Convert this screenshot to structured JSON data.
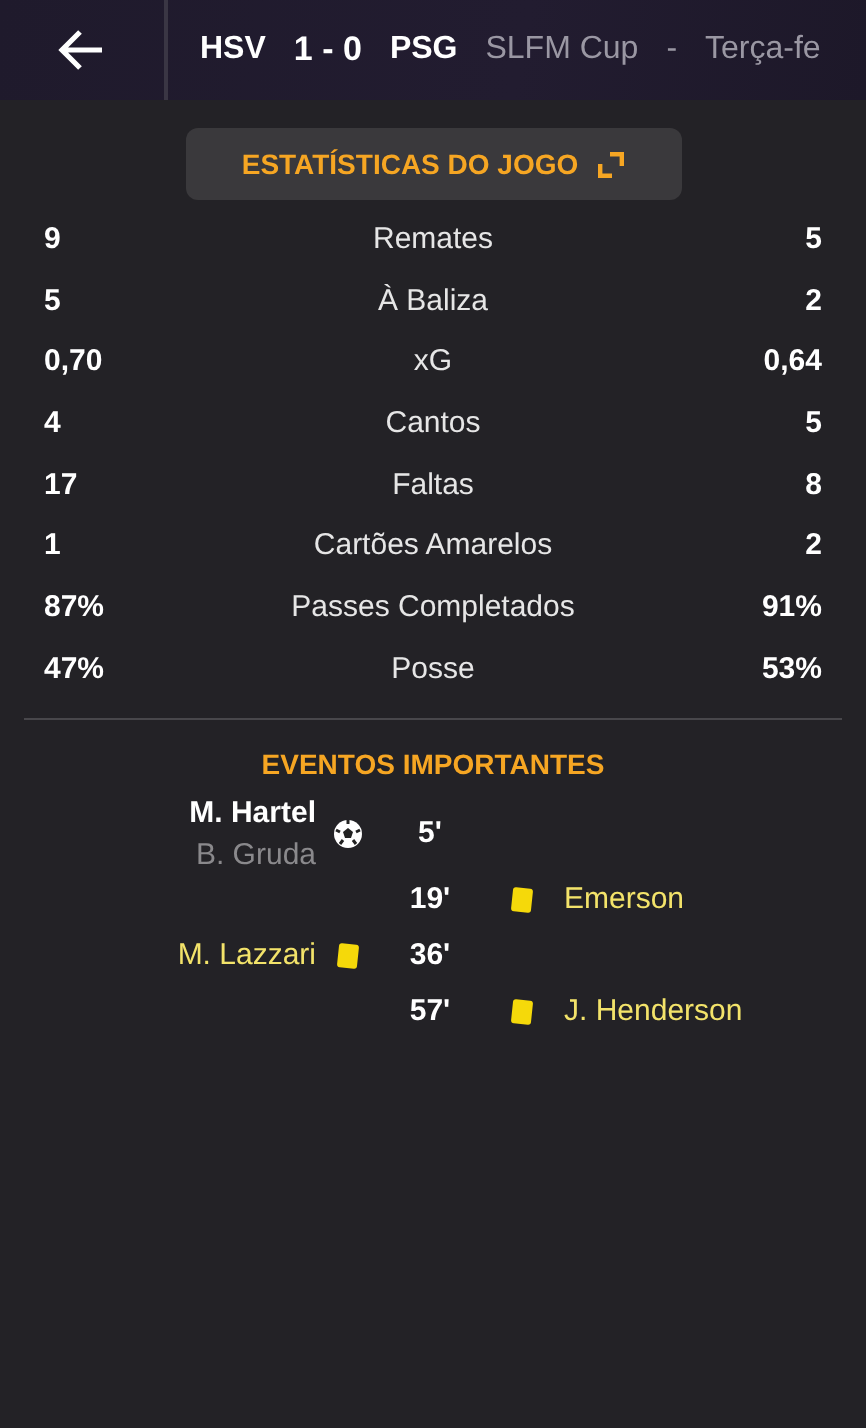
{
  "header": {
    "home": "HSV",
    "score": "1 - 0",
    "away": "PSG",
    "competition": "SLFM Cup",
    "separator": "-",
    "date": "Terça-fe"
  },
  "stats_button": {
    "label": "ESTATÍSTICAS DO JOGO"
  },
  "stats": [
    {
      "home": "9",
      "label": "Remates",
      "away": "5"
    },
    {
      "home": "5",
      "label": "À Baliza",
      "away": "2"
    },
    {
      "home": "0,70",
      "label": "xG",
      "away": "0,64"
    },
    {
      "home": "4",
      "label": "Cantos",
      "away": "5"
    },
    {
      "home": "17",
      "label": "Faltas",
      "away": "8"
    },
    {
      "home": "1",
      "label": "Cartões Amarelos",
      "away": "2"
    },
    {
      "home": "87%",
      "label": "Passes Completados",
      "away": "91%"
    },
    {
      "home": "47%",
      "label": "Posse",
      "away": "53%"
    }
  ],
  "events_title": "EVENTOS IMPORTANTES",
  "events": [
    {
      "home_side": true,
      "kind": "goal",
      "minute": "5'",
      "player": "M. Hartel",
      "assist": "B. Gruda"
    },
    {
      "home_side": false,
      "kind": "yellow",
      "minute": "19'",
      "player": "Emerson"
    },
    {
      "home_side": true,
      "kind": "yellow",
      "minute": "36'",
      "player": "M. Lazzari"
    },
    {
      "home_side": false,
      "kind": "yellow",
      "minute": "57'",
      "player": "J. Henderson"
    }
  ]
}
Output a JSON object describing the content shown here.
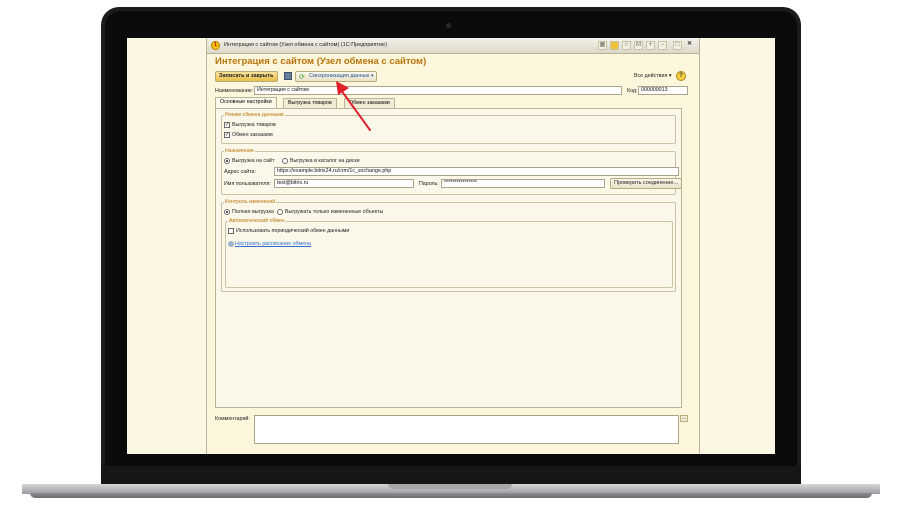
{
  "window": {
    "title": "Интеграция с сайтом (Узел обмена с сайтом)  (1С:Предприятие)",
    "heading": "Интеграция с сайтом (Узел обмена с сайтом)"
  },
  "toolbar": {
    "save_close_label": "Записать и закрыть",
    "sync_label": "Синхронизация данных",
    "all_actions_label": "Все действия",
    "help_label": "?"
  },
  "form": {
    "name_label": "Наименование:",
    "name_value": "Интеграция с сайтом",
    "code_label": "Код:",
    "code_value": "000000013"
  },
  "tabs": [
    {
      "label": "Основные настройки"
    },
    {
      "label": "Выгрузка товаров"
    },
    {
      "label": "Обмен заказами"
    }
  ],
  "exchange_mode": {
    "title": "Режим обмена данными",
    "options": [
      {
        "label": "Выгрузка товаров",
        "checked": true
      },
      {
        "label": "Обмен заказами",
        "checked": true
      }
    ]
  },
  "destination": {
    "title": "Назначение",
    "options": [
      {
        "label": "Выгрузка на сайт",
        "selected": true
      },
      {
        "label": "Выгрузка в каталог на диске",
        "selected": false
      }
    ],
    "site_label": "Адрес сайта:",
    "site_value": "https://example.bitrix24.ru/crm/1c_exchange.php",
    "user_label": "Имя пользователя:",
    "user_value": "test@bitrix.ru",
    "password_label": "Пароль:",
    "password_value": "****************",
    "check_button": "Проверить соединение..."
  },
  "change_control": {
    "title": "Контроль изменений",
    "options": [
      {
        "label": "Полная выгрузка",
        "selected": true
      },
      {
        "label": "Выгружать только измененные объекты",
        "selected": false
      }
    ]
  },
  "auto_exchange": {
    "title": "Автоматический обмен",
    "checkbox_label": "Использовать периодический обмен данными",
    "checked": false,
    "schedule_link": "Настроить расписание обмена"
  },
  "comment": {
    "label": "Комментарий:",
    "value": ""
  },
  "colors": {
    "heading": "#b9740b",
    "link": "#2f6fd1",
    "annotation_arrow": "#e0202a",
    "window_background": "#fbf6dc"
  },
  "annotation": {
    "icon": "red-arrow-icon"
  }
}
━━━━━━━━━━━━━━━━━━━━━━━━━━━━━━
**What is required**
Copy all lines from the data that hold the word "Интеграция".

**Solution to the exercise**
    "title": "Интеграция с сайтом (Узел обмена с сайтом)  (1С:Предприятие)",
    "heading": "Интеграция с сайтом (Узел обмена с сайтом)"
    "name_value": "Интеграция с сайтом",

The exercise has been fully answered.